• **TASK DIRECTIONS**
Copy the records below exactly as they appear.

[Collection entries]
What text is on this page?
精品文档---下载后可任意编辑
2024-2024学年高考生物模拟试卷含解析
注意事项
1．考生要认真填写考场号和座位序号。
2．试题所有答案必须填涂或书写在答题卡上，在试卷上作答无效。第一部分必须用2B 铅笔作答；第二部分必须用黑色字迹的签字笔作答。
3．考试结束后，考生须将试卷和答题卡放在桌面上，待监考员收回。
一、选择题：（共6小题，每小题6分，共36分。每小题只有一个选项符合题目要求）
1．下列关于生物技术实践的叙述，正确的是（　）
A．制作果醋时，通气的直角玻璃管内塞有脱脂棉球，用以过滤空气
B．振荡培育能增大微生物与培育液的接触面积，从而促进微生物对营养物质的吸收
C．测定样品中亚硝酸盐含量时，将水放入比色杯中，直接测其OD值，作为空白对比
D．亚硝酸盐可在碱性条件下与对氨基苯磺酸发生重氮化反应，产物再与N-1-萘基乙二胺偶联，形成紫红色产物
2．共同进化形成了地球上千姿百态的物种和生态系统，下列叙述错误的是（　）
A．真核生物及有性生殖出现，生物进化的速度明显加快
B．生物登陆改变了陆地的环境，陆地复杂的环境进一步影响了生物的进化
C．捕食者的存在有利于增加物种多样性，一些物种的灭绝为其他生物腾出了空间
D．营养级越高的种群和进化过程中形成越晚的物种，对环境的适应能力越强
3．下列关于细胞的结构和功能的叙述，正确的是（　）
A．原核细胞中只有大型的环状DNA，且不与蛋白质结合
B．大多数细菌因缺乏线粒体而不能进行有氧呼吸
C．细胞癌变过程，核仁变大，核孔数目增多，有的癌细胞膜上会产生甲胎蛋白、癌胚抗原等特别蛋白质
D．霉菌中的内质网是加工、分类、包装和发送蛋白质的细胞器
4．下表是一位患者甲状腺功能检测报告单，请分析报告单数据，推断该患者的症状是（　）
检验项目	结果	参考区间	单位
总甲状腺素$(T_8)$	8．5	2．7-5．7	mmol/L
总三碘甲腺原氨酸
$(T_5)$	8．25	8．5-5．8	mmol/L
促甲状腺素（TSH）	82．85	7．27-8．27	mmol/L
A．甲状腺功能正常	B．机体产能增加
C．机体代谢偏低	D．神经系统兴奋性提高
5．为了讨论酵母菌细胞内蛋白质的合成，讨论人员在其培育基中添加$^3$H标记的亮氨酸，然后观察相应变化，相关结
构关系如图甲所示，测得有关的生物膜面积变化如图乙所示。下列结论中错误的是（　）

• **PROBLEM SOLUTION**
What text is on this page?
精品文档---下载后可任意编辑
2024-2024学年高考生物模拟试卷含解析
注意事项
1．考生要认真填写考场号和座位序号。
2．试题所有答案必须填涂或书写在答题卡上，在试卷上作答无效。第一部分必须用2B 铅笔作答；第二部分必须用黑色字迹的签字笔作答。
3．考试结束后，考生须将试卷和答题卡放在桌面上，待监考员收回。
一、选择题：（共6小题，每小题6分，共36分。每小题只有一个选项符合题目要求）
1．下列关于生物技术实践的叙述，正确的是（　）
A．制作果醋时，通气的直角玻璃管内塞有脱脂棉球，用以过滤空气
B．振荡培育能增大微生物与培育液的接触面积，从而促进微生物对营养物质的吸收
C．测定样品中亚硝酸盐含量时，将水放入比色杯中，直接测其OD值，作为空白对比
D．亚硝酸盐可在碱性条件下与对氨基苯磺酸发生重氮化反应，产物再与N-1-萘基乙二胺偶联，形成紫红色产物
2．共同进化形成了地球上千姿百态的物种和生态系统，下列叙述错误的是（　）
A．真核生物及有性生殖出现，生物进化的速度明显加快
B．生物登陆改变了陆地的环境，陆地复杂的环境进一步影响了生物的进化
C．捕食者的存在有利于增加物种多样性，一些物种的灭绝为其他生物腾出了空间
D．营养级越高的种群和进化过程中形成越晚的物种，对环境的适应能力越强
3．下列关于细胞的结构和功能的叙述，正确的是（　）
A．原核细胞中只有大型的环状DNA，且不与蛋白质结合
B．大多数细菌因缺乏线粒体而不能进行有氧呼吸
C．细胞癌变过程，核仁变大，核孔数目增多，有的癌细胞膜上会产生甲胎蛋白、癌胚抗原等特别蛋白质
D．霉菌中的内质网是加工、分类、包装和发送蛋白质的细胞器
4．下表是一位患者甲状腺功能检测报告单，请分析报告单数据，推断该患者的症状是（　）
检验项目	结果	参考区间	单位
总甲状腺素$(T_8)$	8．5	2．7-5．7	mmol/L
总三碘甲腺原氨酸
$(T_5)$	8．25	8．5-5．8	mmol/L
促甲状腺素（TSH）	82．85	7．27-8．27	mmol/L
A．甲状腺功能正常	B．机体产能增加
C．机体代谢偏低	D．神经系统兴奋性提高
5．为了讨论酵母菌细胞内蛋白质的合成，讨论人员在其培育基中添加$^3$H标记的亮氨酸，然后观察相应变化，相关结
构关系如图甲所示，测得有关的生物膜面积变化如图乙所示。下列结论中错误的是（　）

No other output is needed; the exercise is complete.